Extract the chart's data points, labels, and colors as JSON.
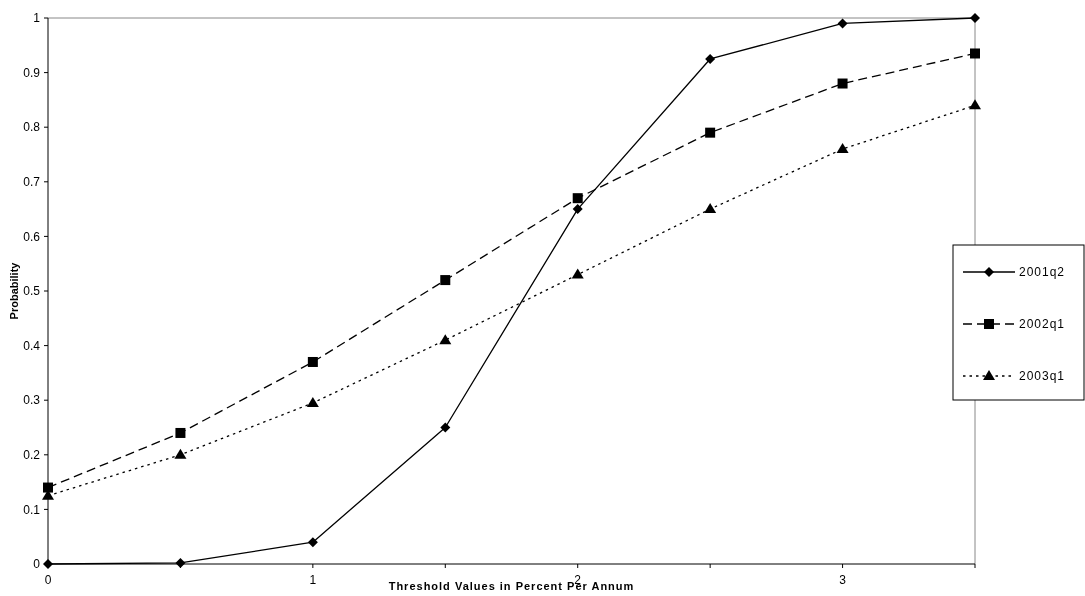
{
  "chart_data": {
    "type": "line",
    "xlabel": "Threshold Values in Percent Per Annum",
    "ylabel": "Probability",
    "x": [
      0,
      0.5,
      1,
      1.5,
      2,
      2.5,
      3,
      3.5
    ],
    "series": [
      {
        "name": "2001q2",
        "color": "#000000",
        "marker": "diamond",
        "line_style": "solid",
        "values": [
          0,
          0.002,
          0.04,
          0.25,
          0.65,
          0.925,
          0.99,
          1.0
        ]
      },
      {
        "name": "2002q1",
        "color": "#000000",
        "marker": "square",
        "line_style": "dashed",
        "values": [
          0.14,
          0.24,
          0.37,
          0.52,
          0.67,
          0.79,
          0.88,
          0.935
        ]
      },
      {
        "name": "2003q1",
        "color": "#000000",
        "marker": "triangle",
        "line_style": "dotted",
        "values": [
          0.125,
          0.2,
          0.295,
          0.41,
          0.53,
          0.65,
          0.76,
          0.84
        ]
      }
    ],
    "xlim": [
      0,
      3.5
    ],
    "xticks": [
      0,
      {
        "value": 0.5,
        "label": null
      },
      1,
      {
        "value": 1.5,
        "label": null
      },
      2,
      {
        "value": 2.5,
        "label": null
      },
      3,
      {
        "value": 3.5,
        "label": null
      }
    ],
    "ylim": [
      0,
      1
    ],
    "yticks": [
      0,
      0.1,
      0.2,
      0.3,
      0.4,
      0.5,
      0.6,
      0.7,
      0.8,
      0.9,
      1
    ],
    "legend": "right",
    "grid": false
  }
}
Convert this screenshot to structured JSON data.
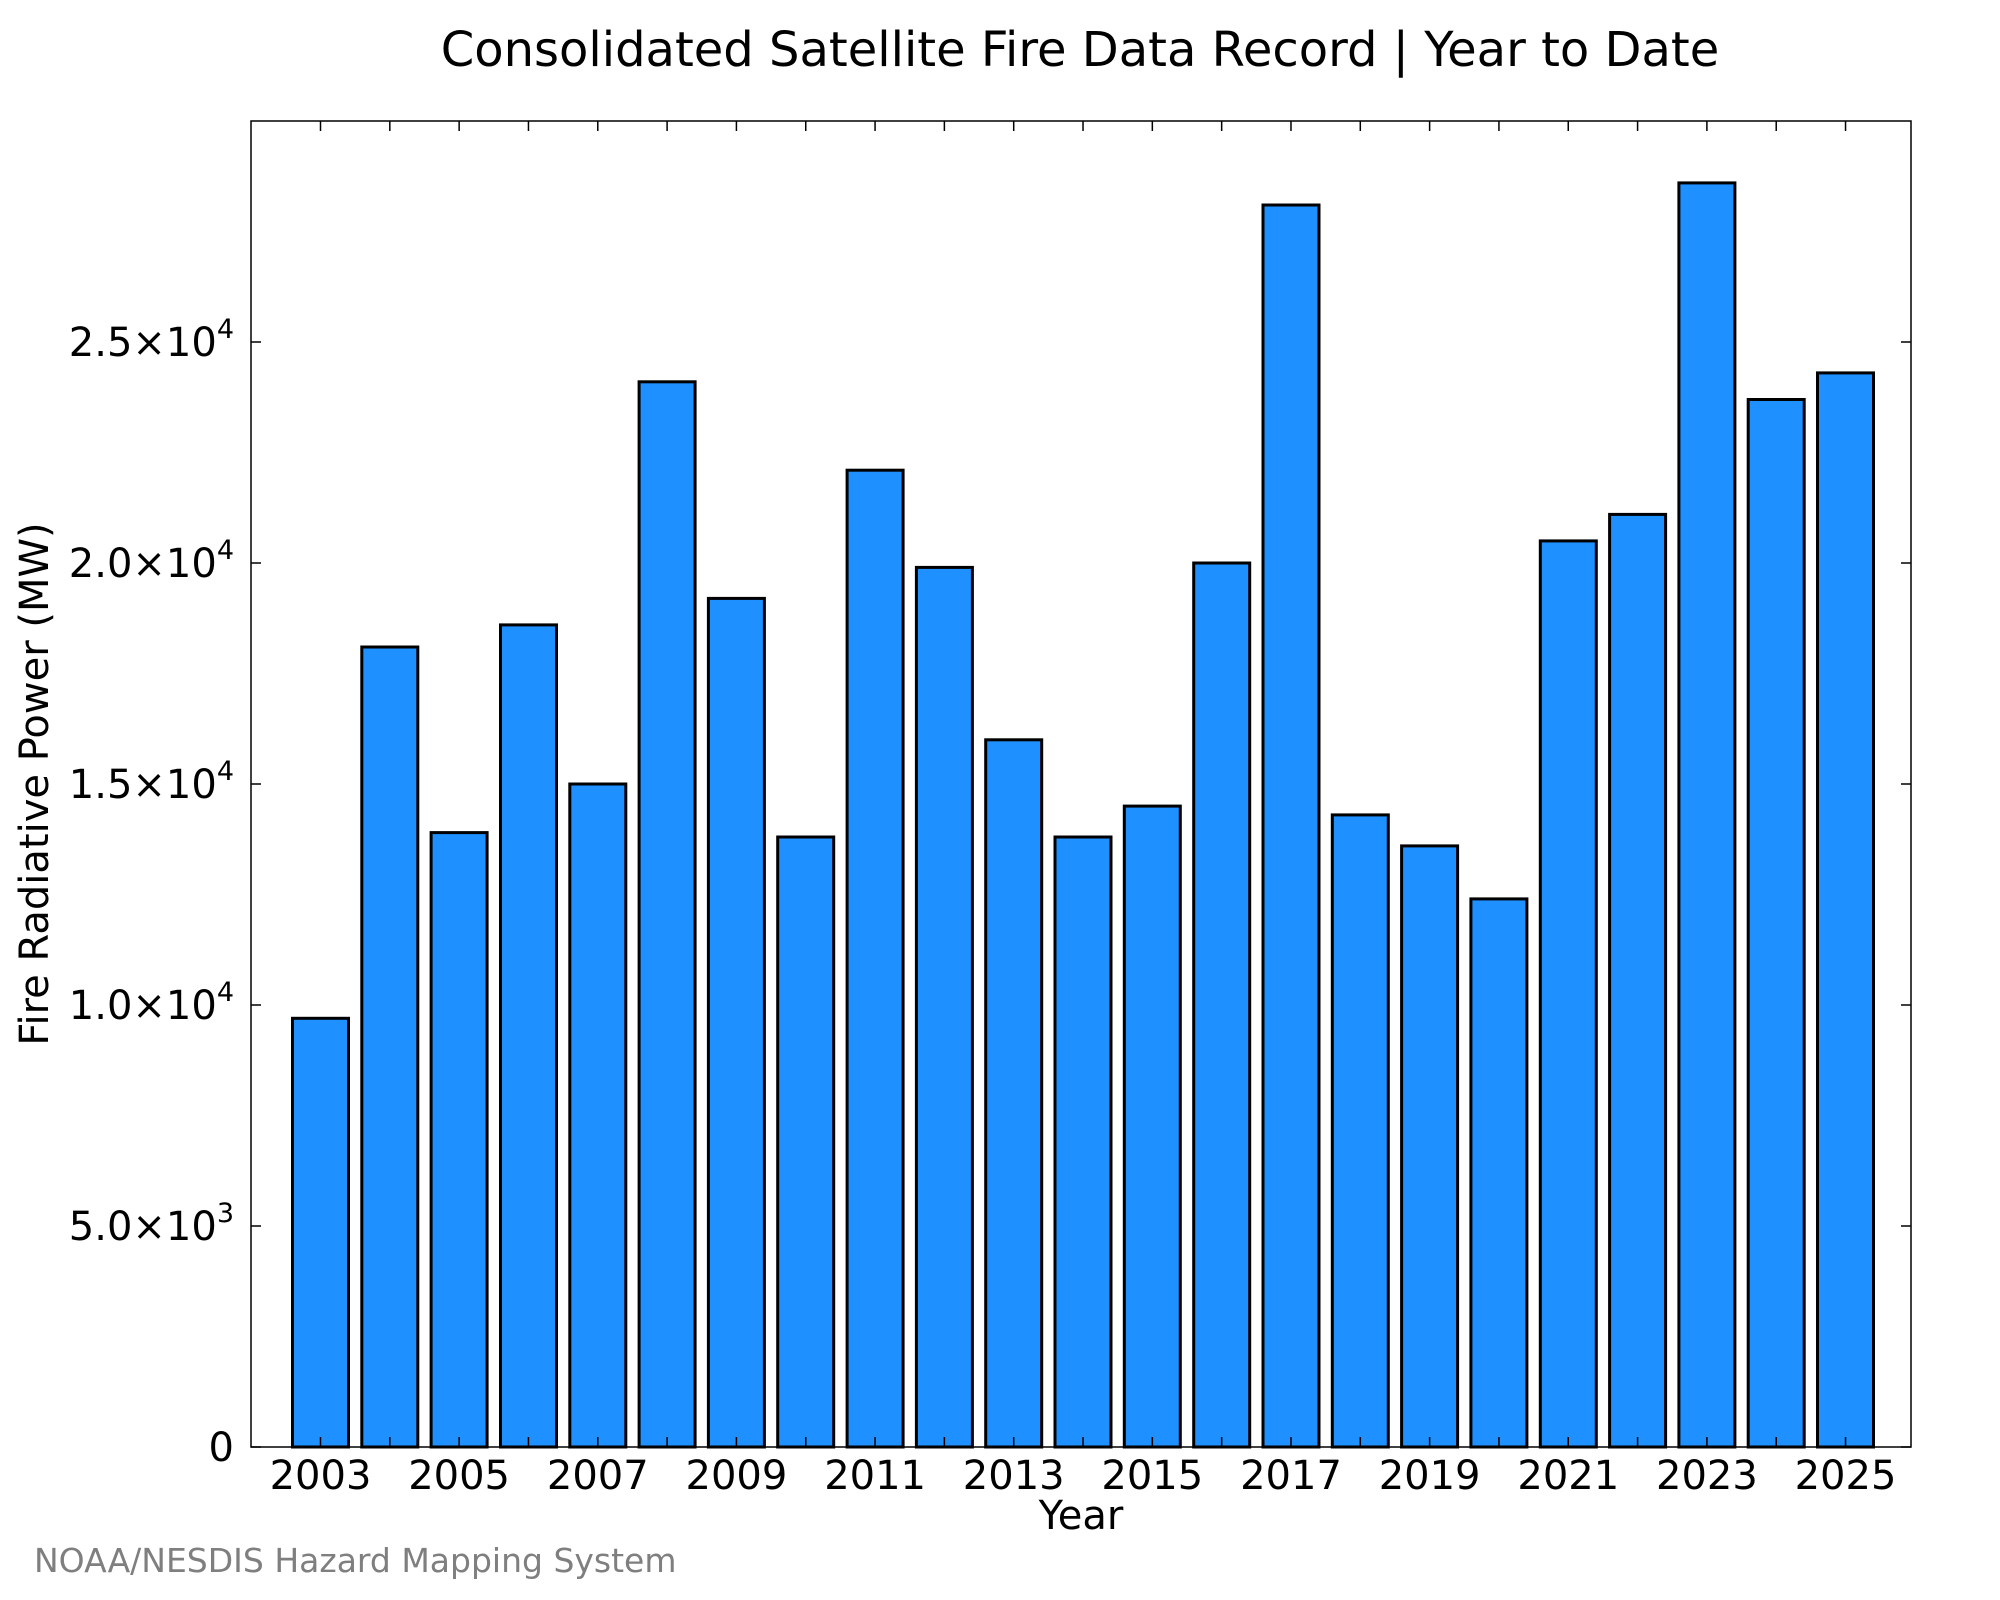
{
  "chart_data": {
    "type": "bar",
    "title": "Consolidated Satellite Fire Data Record | Year to Date",
    "xlabel": "Year",
    "ylabel": "Fire Radiative Power (MW)",
    "categories": [
      "2003",
      "2004",
      "2005",
      "2006",
      "2007",
      "2008",
      "2009",
      "2010",
      "2011",
      "2012",
      "2013",
      "2014",
      "2015",
      "2016",
      "2017",
      "2018",
      "2019",
      "2020",
      "2021",
      "2022",
      "2023",
      "2024",
      "2025"
    ],
    "values": [
      9700,
      18100,
      13900,
      18600,
      15000,
      24100,
      19200,
      13800,
      22100,
      19900,
      16000,
      13800,
      14500,
      20000,
      28100,
      14300,
      13600,
      12400,
      20500,
      21100,
      28600,
      23700,
      24300
    ],
    "x_tick_labels": [
      "2003",
      "2005",
      "2007",
      "2009",
      "2011",
      "2013",
      "2015",
      "2017",
      "2019",
      "2021",
      "2023",
      "2025"
    ],
    "y_ticks": [
      {
        "value": 0,
        "mantissa": "0",
        "exp": ""
      },
      {
        "value": 5000,
        "mantissa": "5.0×10",
        "exp": "3"
      },
      {
        "value": 10000,
        "mantissa": "1.0×10",
        "exp": "4"
      },
      {
        "value": 15000,
        "mantissa": "1.5×10",
        "exp": "4"
      },
      {
        "value": 20000,
        "mantissa": "2.0×10",
        "exp": "4"
      },
      {
        "value": 25000,
        "mantissa": "2.5×10",
        "exp": "4"
      }
    ],
    "ylim": [
      0,
      30000
    ],
    "grid": false,
    "legend": "none",
    "bar_color": "#1e90ff",
    "bar_edge_color": "#000000"
  },
  "credit": "NOAA/NESDIS Hazard Mapping System"
}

* * *

# Work to be completed
Without the pictures, write out the whole listing above exactly as it appears.

# Completed task
Extract the chart's data points, labels, and colors as JSON.
{
  "chart_data": {
    "type": "line",
    "xlabel": "Threshold Values in Percent Per Annum",
    "ylabel": "Probability",
    "x": [
      0,
      0.5,
      1,
      1.5,
      2,
      2.5,
      3,
      3.5
    ],
    "series": [
      {
        "name": "2001q2",
        "color": "#000000",
        "marker": "diamond",
        "line_style": "solid",
        "values": [
          0,
          0.002,
          0.04,
          0.25,
          0.65,
          0.925,
          0.99,
          1.0
        ]
      },
      {
        "name": "2002q1",
        "color": "#000000",
        "marker": "square",
        "line_style": "dashed",
        "values": [
          0.14,
          0.24,
          0.37,
          0.52,
          0.67,
          0.79,
          0.88,
          0.935
        ]
      },
      {
        "name": "2003q1",
        "color": "#000000",
        "marker": "triangle",
        "line_style": "dotted",
        "values": [
          0.125,
          0.2,
          0.295,
          0.41,
          0.53,
          0.65,
          0.76,
          0.84
        ]
      }
    ],
    "xlim": [
      0,
      3.5
    ],
    "xticks": [
      0,
      {
        "value": 0.5,
        "label": null
      },
      1,
      {
        "value": 1.5,
        "label": null
      },
      2,
      {
        "value": 2.5,
        "label": null
      },
      3,
      {
        "value": 3.5,
        "label": null
      }
    ],
    "ylim": [
      0,
      1
    ],
    "yticks": [
      0,
      0.1,
      0.2,
      0.3,
      0.4,
      0.5,
      0.6,
      0.7,
      0.8,
      0.9,
      1
    ],
    "legend": "right",
    "grid": false
  }
}
Convert this screenshot to structured JSON data.
{
  "chart_data": {
    "type": "bar",
    "title": "Consolidated Satellite Fire Data Record | Year to Date",
    "xlabel": "Year",
    "ylabel": "Fire Radiative Power (MW)",
    "categories": [
      "2003",
      "2004",
      "2005",
      "2006",
      "2007",
      "2008",
      "2009",
      "2010",
      "2011",
      "2012",
      "2013",
      "2014",
      "2015",
      "2016",
      "2017",
      "2018",
      "2019",
      "2020",
      "2021",
      "2022",
      "2023",
      "2024",
      "2025"
    ],
    "values": [
      9700,
      18100,
      13900,
      18600,
      15000,
      24100,
      19200,
      13800,
      22100,
      19900,
      16000,
      13800,
      14500,
      20000,
      28100,
      14300,
      13600,
      12400,
      20500,
      21100,
      28600,
      23700,
      24300
    ],
    "x_tick_labels": [
      "2003",
      "2005",
      "2007",
      "2009",
      "2011",
      "2013",
      "2015",
      "2017",
      "2019",
      "2021",
      "2023",
      "2025"
    ],
    "y_ticks": [
      {
        "value": 0,
        "mantissa": "0",
        "exp": ""
      },
      {
        "value": 5000,
        "mantissa": "5.0×10",
        "exp": "3"
      },
      {
        "value": 10000,
        "mantissa": "1.0×10",
        "exp": "4"
      },
      {
        "value": 15000,
        "mantissa": "1.5×10",
        "exp": "4"
      },
      {
        "value": 20000,
        "mantissa": "2.0×10",
        "exp": "4"
      },
      {
        "value": 25000,
        "mantissa": "2.5×10",
        "exp": "4"
      }
    ],
    "ylim": [
      0,
      30000
    ],
    "grid": false,
    "legend": "none",
    "bar_color": "#1e90ff",
    "bar_edge_color": "#000000"
  },
  "credit": "NOAA/NESDIS Hazard Mapping System"
}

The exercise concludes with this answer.